* start DATA PROVIDED *
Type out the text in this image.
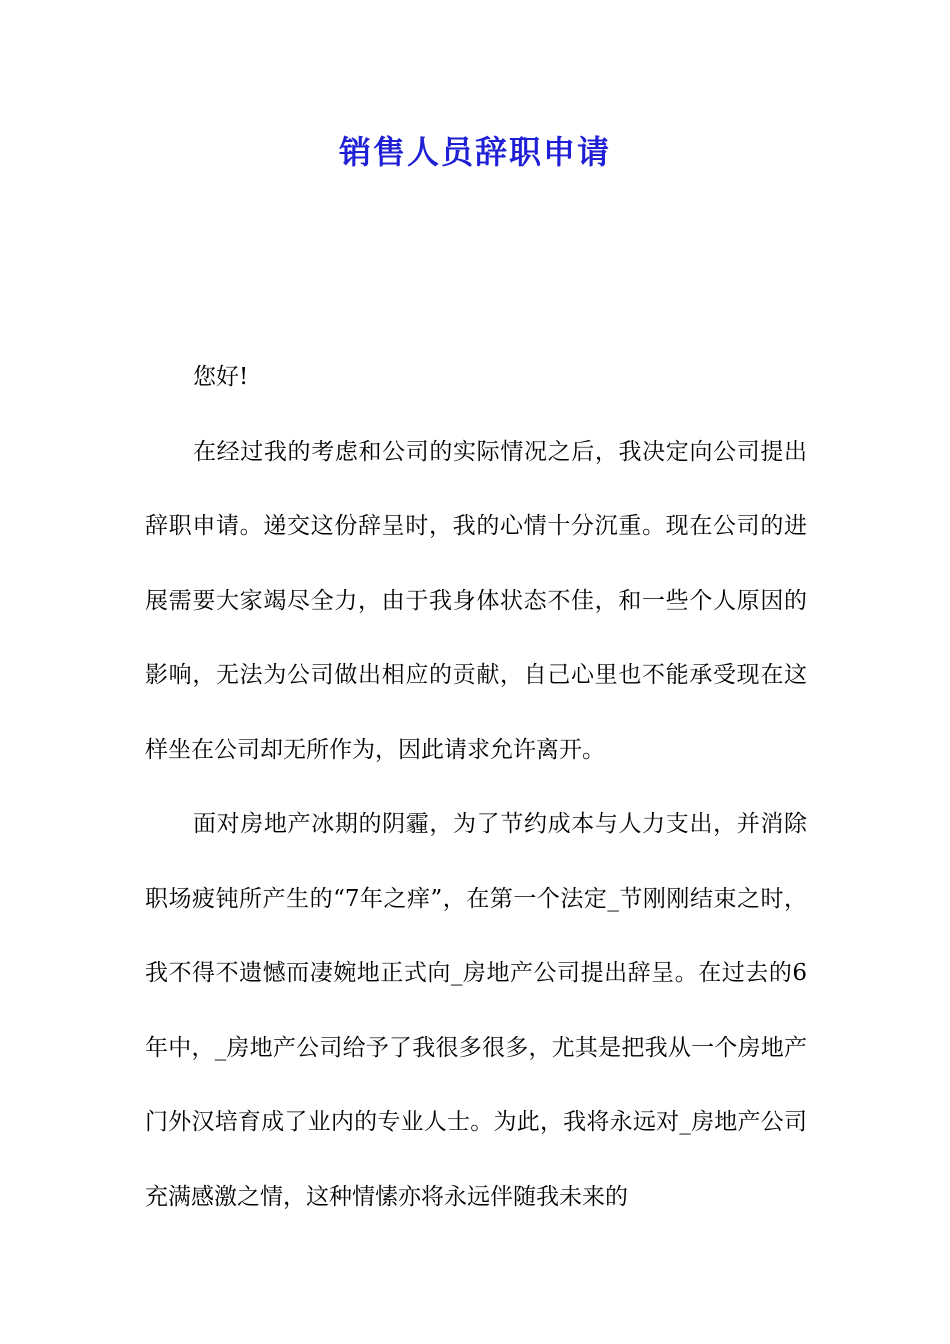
销售人员辞职申请

您好!

在经过我的考虑和公司的实际情况之后，我决定向公司提出辞职申请。递交这份辞呈时，我的心情十分沉重。现在公司的进展需要大家竭尽全力，由于我身体状态不佳，和一些个人原因的影响，无法为公司做出相应的贡献，自己心里也不能承受现在这样坐在公司却无所作为，因此请求允许离开。

面对房地产冰期的阴霾，为了节约成本与人力支出，并消除职场疲钝所产生的“7年之痒”，在第一个法定_节刚刚结束之时，我不得不遗憾而凄婉地正式向_房地产公司提出辞呈。在过去的6年中，_房地产公司给予了我很多很多，尤其是把我从一个房地产门外汉培育成了业内的专业人士。为此，我将永远对_房地产公司充满感激之情，这种情愫亦将永远伴随我未来的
* end DATA PROVIDED *
## [EXERCISE INSTRUCTIONS]
All of the data above should be transcribed verbatim, with pictures omitted.

## [TASK RESPONSE]
Type out the text in this image.
销售人员辞职申请

您好!

在经过我的考虑和公司的实际情况之后，我决定向公司提出辞职申请。递交这份辞呈时，我的心情十分沉重。现在公司的进展需要大家竭尽全力，由于我身体状态不佳，和一些个人原因的影响，无法为公司做出相应的贡献，自己心里也不能承受现在这样坐在公司却无所作为，因此请求允许离开。

面对房地产冰期的阴霾，为了节约成本与人力支出，并消除职场疲钝所产生的“7年之痒”，在第一个法定_节刚刚结束之时，我不得不遗憾而凄婉地正式向_房地产公司提出辞呈。在过去的6年中，_房地产公司给予了我很多很多，尤其是把我从一个房地产门外汉培育成了业内的专业人士。为此，我将永远对_房地产公司充满感激之情，这种情愫亦将永远伴随我未来的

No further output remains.